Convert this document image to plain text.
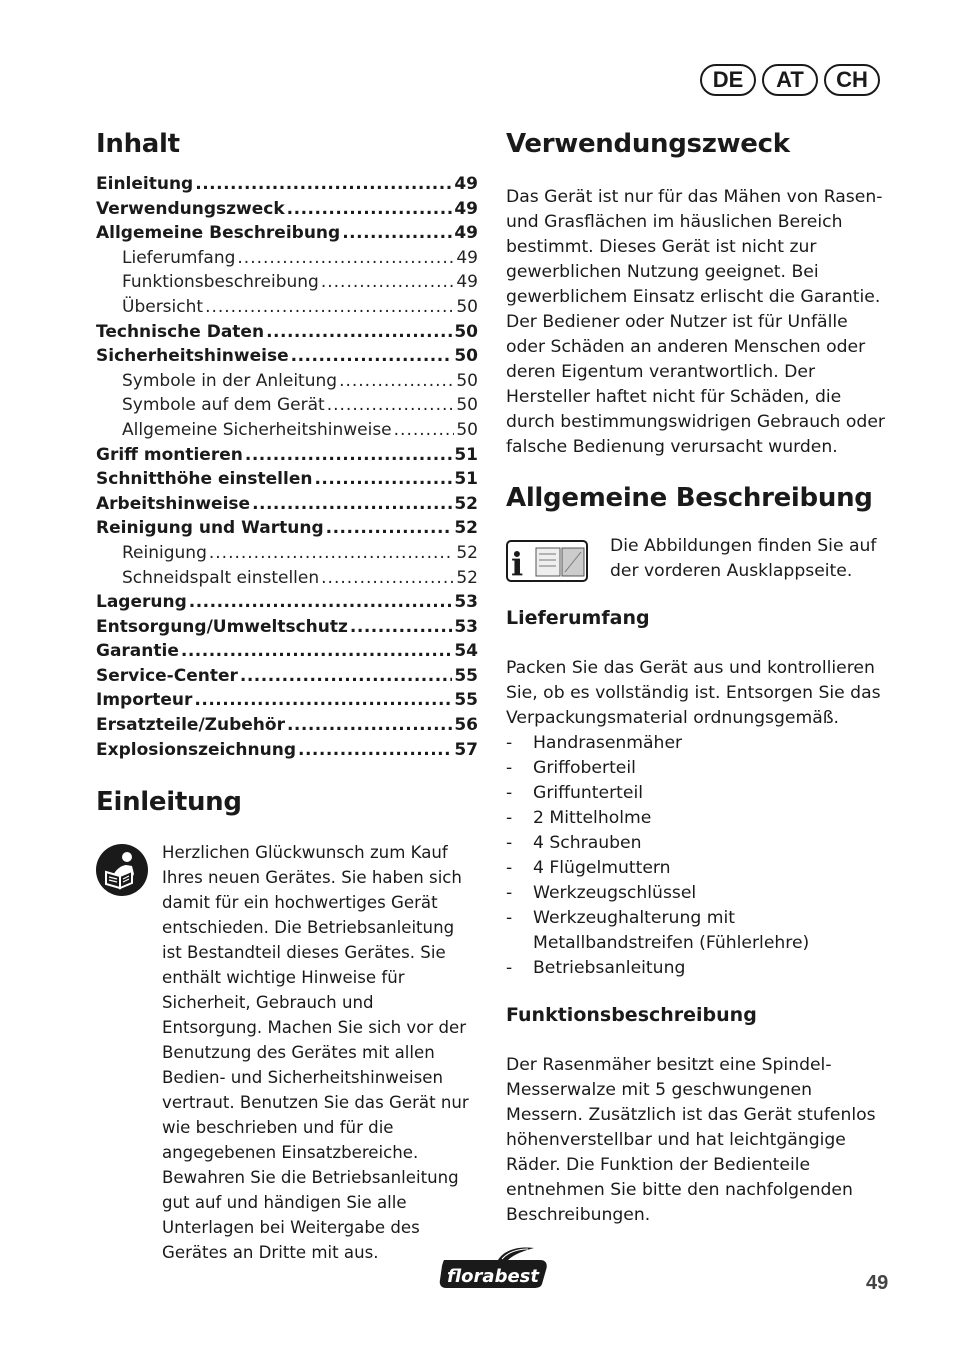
DE	AT	CH
Inhalt
Einleitung .....	49
Verwendungszweck .....	49
Allgemeine Beschreibung .....	49
Lieferumfang .....	49
Funktionsbeschreibung .....	49
Übersicht .....	50
Technische Daten .....	50
Sicherheitshinweise .....	50
Symbole in der Anleitung .....	50
Symbole auf dem Gerät .....	50
Allgemeine Sicherheitshinweise .....	50
Griff montieren .....	51
Schnitthöhe einstellen .....	51
Arbeitshinweise .....	52
Reinigung und Wartung .....	52
Reinigung .....	52
Schneidspalt einstellen .....	52
Lagerung .....	53
Entsorgung/Umweltschutz .....	53
Garantie .....	54
Service-Center .....	55
Importeur .....	55
Ersatzteile/Zubehör .....	56
Explosionszeichnung .....	57
Einleitung
Herzlichen Glückwunsch zum Kauf Ihres neuen Gerätes. Sie haben sich damit für ein hochwertiges Gerät entschieden. Die Betriebsanleitung ist Bestandteil dieses Gerätes. Sie enthält wichtige Hinweise für Sicherheit, Gebrauch und Entsorgung. Machen Sie sich vor der Benutzung des Gerätes mit allen Bedien- und Sicherheitshinweisen vertraut. Benutzen Sie das Gerät nur wie beschrieben und für die angegebenen Einsatzbereiche. Bewahren Sie die Betriebsanleitung gut auf und händigen Sie alle Unterlagen bei Weitergabe des Gerätes an Dritte mit aus.
Verwendungszweck

Das Gerät ist nur für das Mähen von Rasen- und Grasflächen im häuslichen Bereich bestimmt. Dieses Gerät ist nicht zur gewerblichen Nutzung geeignet. Bei gewerblichem Einsatz erlischt die Garantie. Der Bediener oder Nutzer ist für Unfälle oder Schäden an anderen Menschen oder deren Eigentum verantwortlich. Der Hersteller haftet nicht für Schäden, die durch bestimmungswidrigen Gebrauch oder falsche Bedienung verursacht wurden.

Allgemeine Beschreibung
i	Die Abbildungen finden Sie auf der vorderen Ausklappseite.
Lieferumfang

Packen Sie das Gerät aus und kontrollieren Sie, ob es vollständig ist. Entsorgen Sie das Verpackungsmaterial ordnungsgemäß.

-	Handrasenmäher
-	Griffoberteil
-	Griffunterteil
-	2 Mittelholme
-	4 Schrauben
-	4 Flügelmuttern
-	Werkzeugschlüssel
-	Werkzeughalterung mit Metallbandstreifen (Fühlerlehre)
-	Betriebsanleitung
Funktionsbeschreibung

Der Rasenmäher besitzt eine Spindel-Messerwalze mit 5 geschwungenen Messern. Zusätzlich ist das Gerät stufenlos höhenverstellbar und hat leichtgängige Räder. Die Funktion der Bedienteile entnehmen Sie bitte den nachfolgenden Beschreibungen.

florabest	49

◆ ◆ ◆ ◆ ◆ ◆ ◆

▶ _Exercise_:
Display every line of the listing that contains the string "Betriebsanleitung".

▶ _Solved exercise_:
Herzlichen Glückwunsch zum Kauf Ihres neuen Gerätes. Sie haben sich damit für ein hochwertiges Gerät entschieden. Die Betriebsanleitung ist Bestandteil dieses Gerätes. Sie enthält wichtige Hinweise für Sicherheit, Gebrauch und Entsorgung. Machen Sie sich vor der Benutzung des Gerätes mit allen Bedien- und Sicherheitshinweisen vertraut. Benutzen Sie das Gerät nur wie beschrieben und für die angegebenen Einsatzbereiche. Bewahren Sie die Betriebsanleitung gut auf und händigen Sie alle Unterlagen bei Weitergabe des Gerätes an Dritte mit aus.
-	Betriebsanleitung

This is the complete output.